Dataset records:
---
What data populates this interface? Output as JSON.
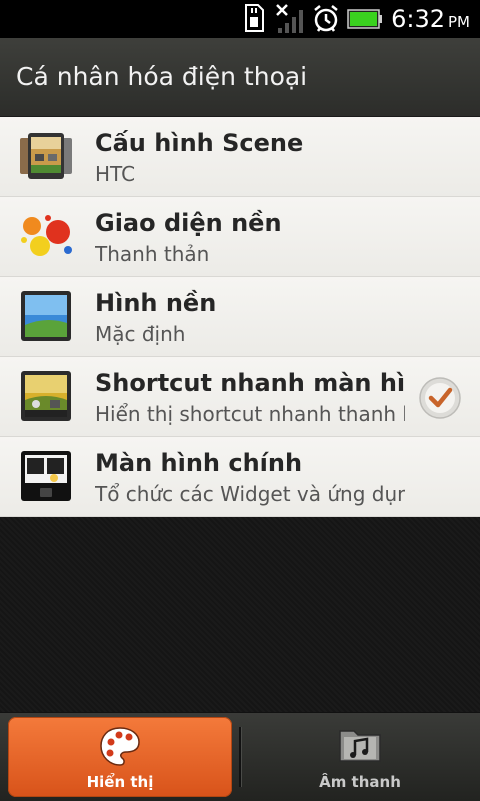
{
  "status_bar": {
    "time": "6:32",
    "ampm": "PM",
    "icons": [
      "sd-card-icon",
      "no-signal-icon",
      "alarm-icon",
      "battery-icon"
    ]
  },
  "header": {
    "title": "Cá nhân hóa điện thoại"
  },
  "list": {
    "items": [
      {
        "title": "Cấu hình Scene",
        "subtitle": "HTC",
        "icon": "scene-icon"
      },
      {
        "title": "Giao diện nền",
        "subtitle": "Thanh thản",
        "icon": "skin-icon"
      },
      {
        "title": "Hình nền",
        "subtitle": "Mặc định",
        "icon": "wallpaper-icon"
      },
      {
        "title": "Shortcut nhanh màn hình khóa",
        "subtitle": "Hiển thị shortcut nhanh thanh khóa",
        "icon": "lockscreen-shortcut-icon",
        "checked": true
      },
      {
        "title": "Màn hình chính",
        "subtitle": "Tổ chức các Widget và ứng dụng",
        "icon": "home-screen-icon"
      }
    ]
  },
  "bottom_tabs": [
    {
      "label": "Hiển thị",
      "icon": "palette-icon",
      "active": true
    },
    {
      "label": "Âm thanh",
      "icon": "music-folder-icon",
      "active": false
    }
  ],
  "colors": {
    "accent": "#e8622a",
    "check": "#c8642a",
    "battery": "#3ad11f"
  }
}
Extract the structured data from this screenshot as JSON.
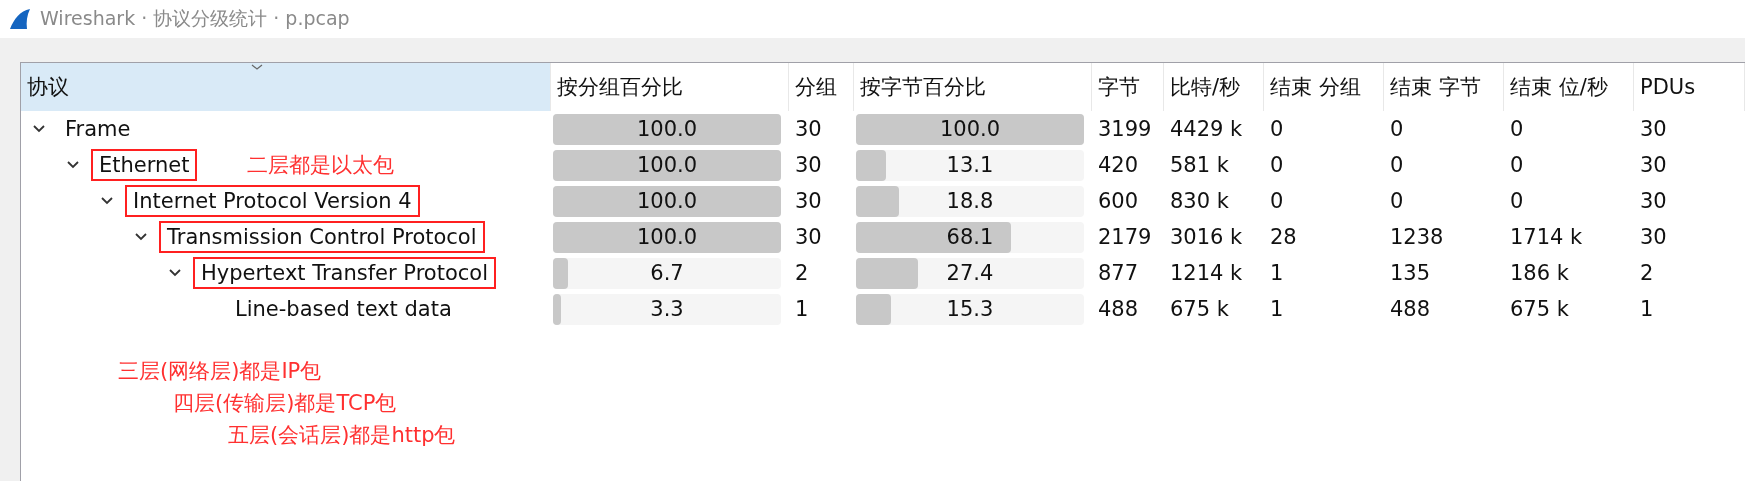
{
  "window": {
    "title": "Wireshark · 协议分级统计 · p.pcap"
  },
  "columns": [
    "协议",
    "按分组百分比",
    "分组",
    "按字节百分比",
    "字节",
    "比特/秒",
    "结束 分组",
    "结束 字节",
    "结束 位/秒",
    "PDUs"
  ],
  "rows": [
    {
      "name": "Frame",
      "expanded": true,
      "boxed": false,
      "pct_packets": {
        "text": "100.0",
        "level": 1.0
      },
      "packets": "30",
      "pct_bytes": {
        "text": "100.0",
        "level": 1.0
      },
      "bytes": "3199",
      "bits_s": "4429 k",
      "end_packets": "0",
      "end_bytes": "0",
      "end_bits": "0",
      "pdus": "30",
      "children": [
        {
          "name": "Ethernet",
          "expanded": true,
          "boxed": true,
          "note": "二层都是以太包",
          "pct_packets": {
            "text": "100.0",
            "level": 1.0
          },
          "packets": "30",
          "pct_bytes": {
            "text": "13.1",
            "level": 0.131
          },
          "bytes": "420",
          "bits_s": "581 k",
          "end_packets": "0",
          "end_bytes": "0",
          "end_bits": "0",
          "pdus": "30",
          "children": [
            {
              "name": "Internet Protocol Version 4",
              "expanded": true,
              "boxed": true,
              "pct_packets": {
                "text": "100.0",
                "level": 1.0
              },
              "packets": "30",
              "pct_bytes": {
                "text": "18.8",
                "level": 0.188
              },
              "bytes": "600",
              "bits_s": "830 k",
              "end_packets": "0",
              "end_bytes": "0",
              "end_bits": "0",
              "pdus": "30",
              "children": [
                {
                  "name": "Transmission Control Protocol",
                  "expanded": true,
                  "boxed": true,
                  "pct_packets": {
                    "text": "100.0",
                    "level": 1.0
                  },
                  "packets": "30",
                  "pct_bytes": {
                    "text": "68.1",
                    "level": 0.681
                  },
                  "bytes": "2179",
                  "bits_s": "3016 k",
                  "end_packets": "28",
                  "end_bytes": "1238",
                  "end_bits": "1714 k",
                  "pdus": "30",
                  "children": [
                    {
                      "name": "Hypertext Transfer Protocol",
                      "expanded": true,
                      "boxed": true,
                      "pct_packets": {
                        "text": "6.7",
                        "level": 0.067
                      },
                      "packets": "2",
                      "pct_bytes": {
                        "text": "27.4",
                        "level": 0.274
                      },
                      "bytes": "877",
                      "bits_s": "1214 k",
                      "end_packets": "1",
                      "end_bytes": "135",
                      "end_bits": "186 k",
                      "pdus": "2",
                      "children": [
                        {
                          "name": "Line-based text data",
                          "boxed": false,
                          "pct_packets": {
                            "text": "3.3",
                            "level": 0.033
                          },
                          "packets": "1",
                          "pct_bytes": {
                            "text": "15.3",
                            "level": 0.153
                          },
                          "bytes": "488",
                          "bits_s": "675 k",
                          "end_packets": "1",
                          "end_bytes": "488",
                          "end_bits": "675 k",
                          "pdus": "1"
                        }
                      ]
                    }
                  ]
                }
              ]
            }
          ]
        }
      ]
    }
  ],
  "notes": [
    "三层(网络层)都是IP包",
    "四层(传输层)都是TCP包",
    "五层(会话层)都是http包"
  ]
}
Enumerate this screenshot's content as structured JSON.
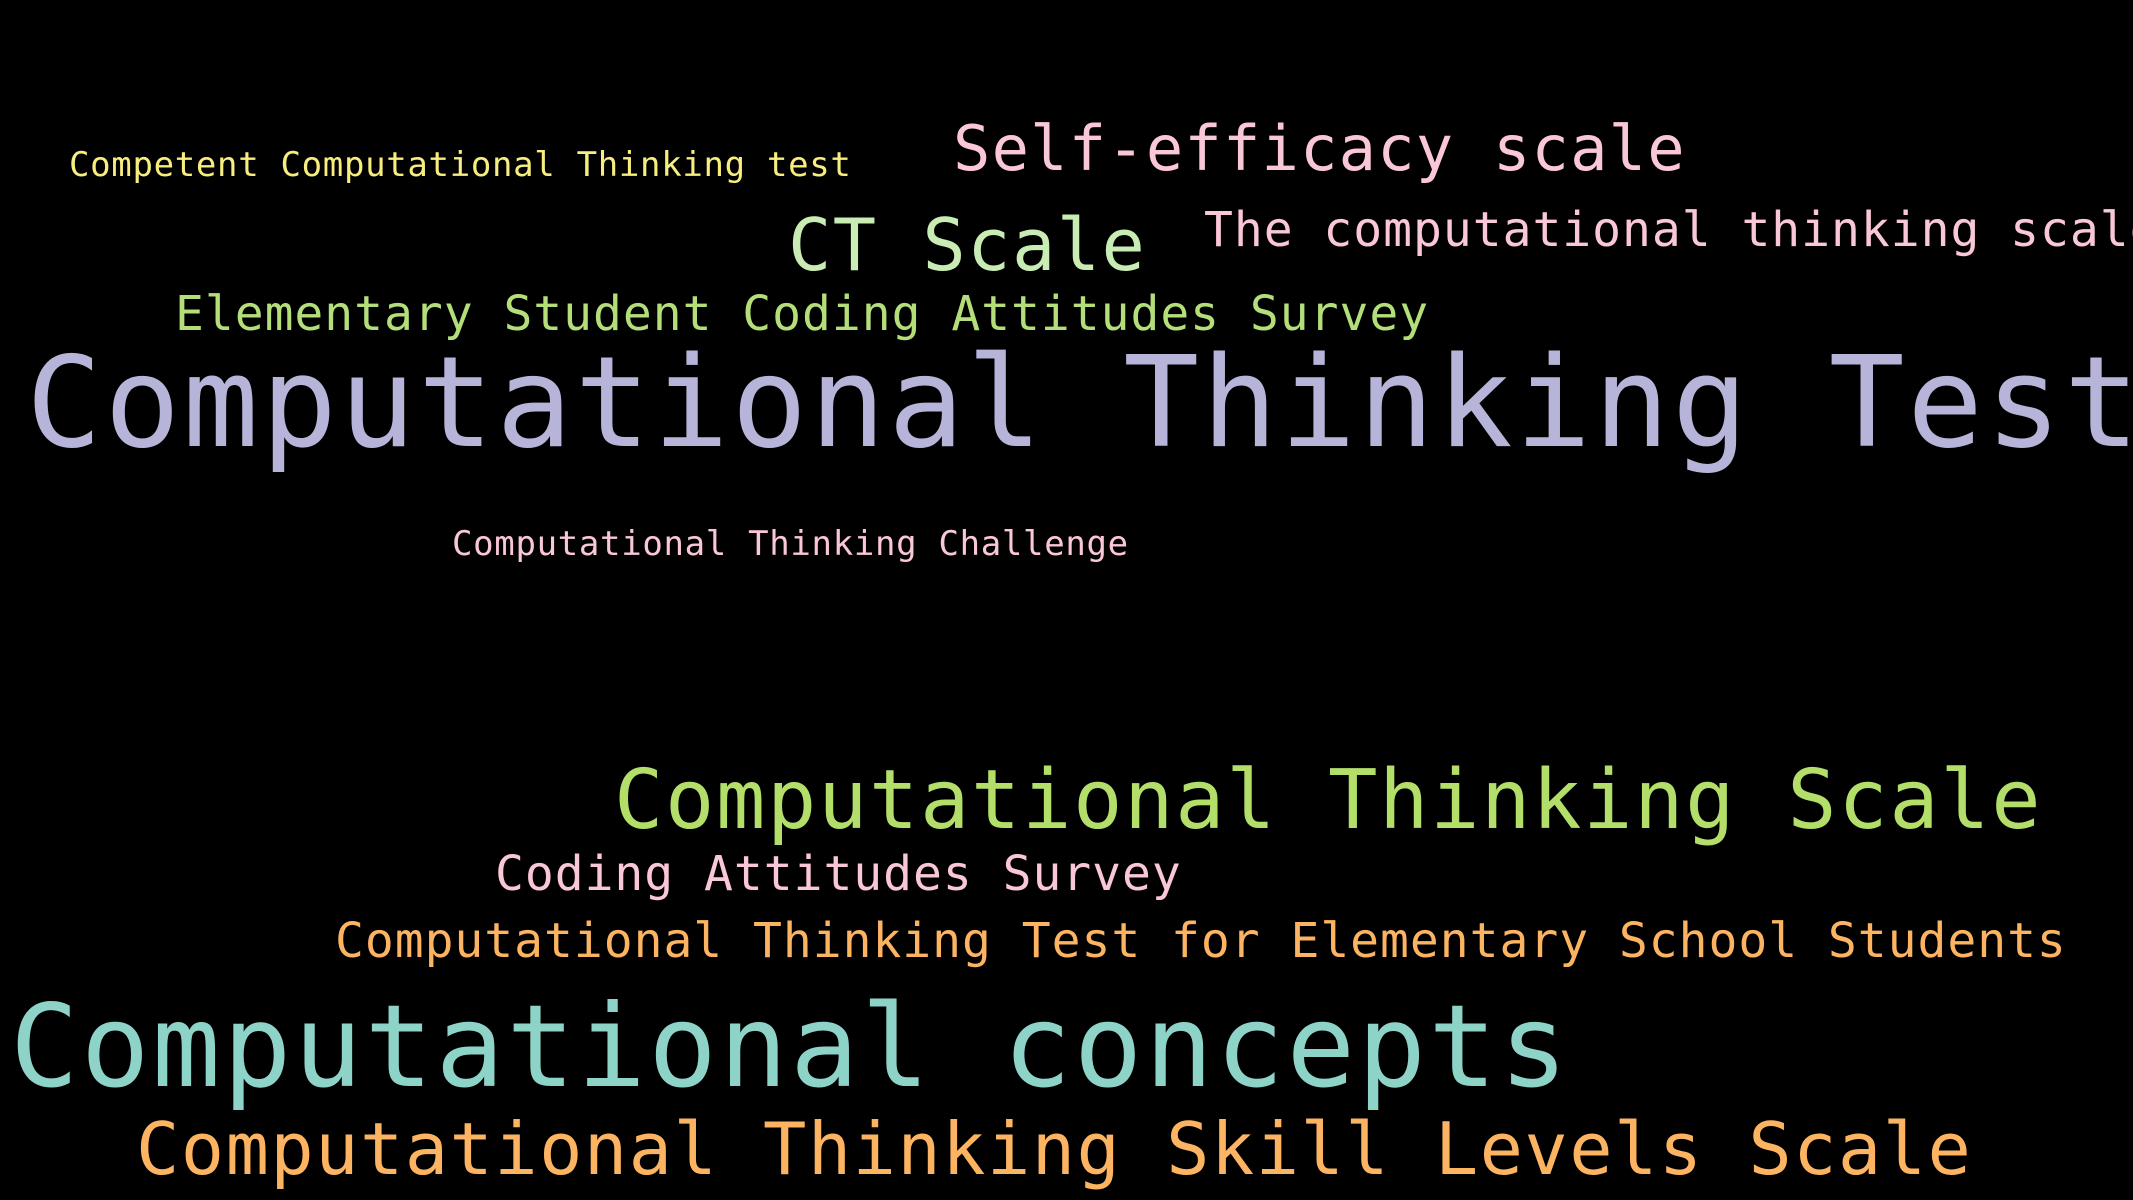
{
  "background_color": "#000000",
  "words": [
    {
      "text": "Competent Computational Thinking test",
      "color": "#f7ee7f"
    },
    {
      "text": "Self-efficacy scale",
      "color": "#f9c6da"
    },
    {
      "text": "CT Scale",
      "color": "#c9ecb4"
    },
    {
      "text": "The computational thinking scale",
      "color": "#f9c6da"
    },
    {
      "text": "Elementary Student Coding Attitudes Survey",
      "color": "#b3de7a"
    },
    {
      "text": "Computational Thinking Test",
      "color": "#b7b4d9"
    },
    {
      "text": "Computational Thinking Challenge",
      "color": "#f9c6da"
    },
    {
      "text": "Computational Thinking Scale",
      "color": "#b3de69"
    },
    {
      "text": "Coding Attitudes Survey",
      "color": "#f9c6da"
    },
    {
      "text": "Computational Thinking Test for Elementary School Students",
      "color": "#fdb462"
    },
    {
      "text": "Computational concepts",
      "color": "#8dd3c7"
    },
    {
      "text": "Computational Thinking Skill Levels Scale",
      "color": "#fdb462"
    }
  ]
}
---
» **The problem**:
Write out all the entries word for word, but skip any images.

» **Expected output**:
What data populates this interface? Output as JSON.
{
  "status_bar": {
    "time": "6:32",
    "ampm": "PM",
    "icons": [
      "sd-card-icon",
      "no-signal-icon",
      "alarm-icon",
      "battery-icon"
    ]
  },
  "header": {
    "title": "Cá nhân hóa điện thoại"
  },
  "list": {
    "items": [
      {
        "title": "Cấu hình Scene",
        "subtitle": "HTC",
        "icon": "scene-icon"
      },
      {
        "title": "Giao diện nền",
        "subtitle": "Thanh thản",
        "icon": "skin-icon"
      },
      {
        "title": "Hình nền",
        "subtitle": "Mặc định",
        "icon": "wallpaper-icon"
      },
      {
        "title": "Shortcut nhanh màn hình khóa",
        "subtitle": "Hiển thị shortcut nhanh thanh khóa",
        "icon": "lockscreen-shortcut-icon",
        "checked": true
      },
      {
        "title": "Màn hình chính",
        "subtitle": "Tổ chức các Widget và ứng dụng",
        "icon": "home-screen-icon"
      }
    ]
  },
  "bottom_tabs": [
    {
      "label": "Hiển thị",
      "icon": "palette-icon",
      "active": true
    },
    {
      "label": "Âm thanh",
      "icon": "music-folder-icon",
      "active": false
    }
  ],
  "colors": {
    "accent": "#e8622a",
    "check": "#c8642a",
    "battery": "#3ad11f"
  }
}
Extract the structured data from this screenshot as JSON.
{
  "window": {
    "title": "Wireshark · 协议分级统计 · p.pcap"
  },
  "columns": [
    "协议",
    "按分组百分比",
    "分组",
    "按字节百分比",
    "字节",
    "比特/秒",
    "结束 分组",
    "结束 字节",
    "结束 位/秒",
    "PDUs"
  ],
  "rows": [
    {
      "name": "Frame",
      "expanded": true,
      "boxed": false,
      "pct_packets": {
        "text": "100.0",
        "level": 1.0
      },
      "packets": "30",
      "pct_bytes": {
        "text": "100.0",
        "level": 1.0
      },
      "bytes": "3199",
      "bits_s": "4429 k",
      "end_packets": "0",
      "end_bytes": "0",
      "end_bits": "0",
      "pdus": "30",
      "children": [
        {
          "name": "Ethernet",
          "expanded": true,
          "boxed": true,
          "note": "二层都是以太包",
          "pct_packets": {
            "text": "100.0",
            "level": 1.0
          },
          "packets": "30",
          "pct_bytes": {
            "text": "13.1",
            "level": 0.131
          },
          "bytes": "420",
          "bits_s": "581 k",
          "end_packets": "0",
          "end_bytes": "0",
          "end_bits": "0",
          "pdus": "30",
          "children": [
            {
              "name": "Internet Protocol Version 4",
              "expanded": true,
              "boxed": true,
              "pct_packets": {
                "text": "100.0",
                "level": 1.0
              },
              "packets": "30",
              "pct_bytes": {
                "text": "18.8",
                "level": 0.188
              },
              "bytes": "600",
              "bits_s": "830 k",
              "end_packets": "0",
              "end_bytes": "0",
              "end_bits": "0",
              "pdus": "30",
              "children": [
                {
                  "name": "Transmission Control Protocol",
                  "expanded": true,
                  "boxed": true,
                  "pct_packets": {
                    "text": "100.0",
                    "level": 1.0
                  },
                  "packets": "30",
                  "pct_bytes": {
                    "text": "68.1",
                    "level": 0.681
                  },
                  "bytes": "2179",
                  "bits_s": "3016 k",
                  "end_packets": "28",
                  "end_bytes": "1238",
                  "end_bits": "1714 k",
                  "pdus": "30",
                  "children": [
                    {
                      "name": "Hypertext Transfer Protocol",
                      "expanded": true,
                      "boxed": true,
                      "pct_packets": {
                        "text": "6.7",
                        "level": 0.067
                      },
                      "packets": "2",
                      "pct_bytes": {
                        "text": "27.4",
                        "level": 0.274
                      },
                      "bytes": "877",
                      "bits_s": "1214 k",
                      "end_packets": "1",
                      "end_bytes": "135",
                      "end_bits": "186 k",
                      "pdus": "2",
                      "children": [
                        {
                          "name": "Line-based text data",
                          "boxed": false,
                          "pct_packets": {
                            "text": "3.3",
                            "level": 0.033
                          },
                          "packets": "1",
                          "pct_bytes": {
                            "text": "15.3",
                            "level": 0.153
                          },
                          "bytes": "488",
                          "bits_s": "675 k",
                          "end_packets": "1",
                          "end_bytes": "488",
                          "end_bits": "675 k",
                          "pdus": "1"
                        }
                      ]
                    }
                  ]
                }
              ]
            }
          ]
        }
      ]
    }
  ],
  "notes": [
    "三层(网络层)都是IP包",
    "四层(传输层)都是TCP包",
    "五层(会话层)都是http包"
  ]
}
Enumerate this screenshot's content as structured JSON.
{
  "background_color": "#000000",
  "words": [
    {
      "text": "Competent Computational Thinking test",
      "color": "#f7ee7f"
    },
    {
      "text": "Self-efficacy scale",
      "color": "#f9c6da"
    },
    {
      "text": "CT Scale",
      "color": "#c9ecb4"
    },
    {
      "text": "The computational thinking scale",
      "color": "#f9c6da"
    },
    {
      "text": "Elementary Student Coding Attitudes Survey",
      "color": "#b3de7a"
    },
    {
      "text": "Computational Thinking Test",
      "color": "#b7b4d9"
    },
    {
      "text": "Computational Thinking Challenge",
      "color": "#f9c6da"
    },
    {
      "text": "Computational Thinking Scale",
      "color": "#b3de69"
    },
    {
      "text": "Coding Attitudes Survey",
      "color": "#f9c6da"
    },
    {
      "text": "Computational Thinking Test for Elementary School Students",
      "color": "#fdb462"
    },
    {
      "text": "Computational concepts",
      "color": "#8dd3c7"
    },
    {
      "text": "Computational Thinking Skill Levels Scale",
      "color": "#fdb462"
    }
  ]
}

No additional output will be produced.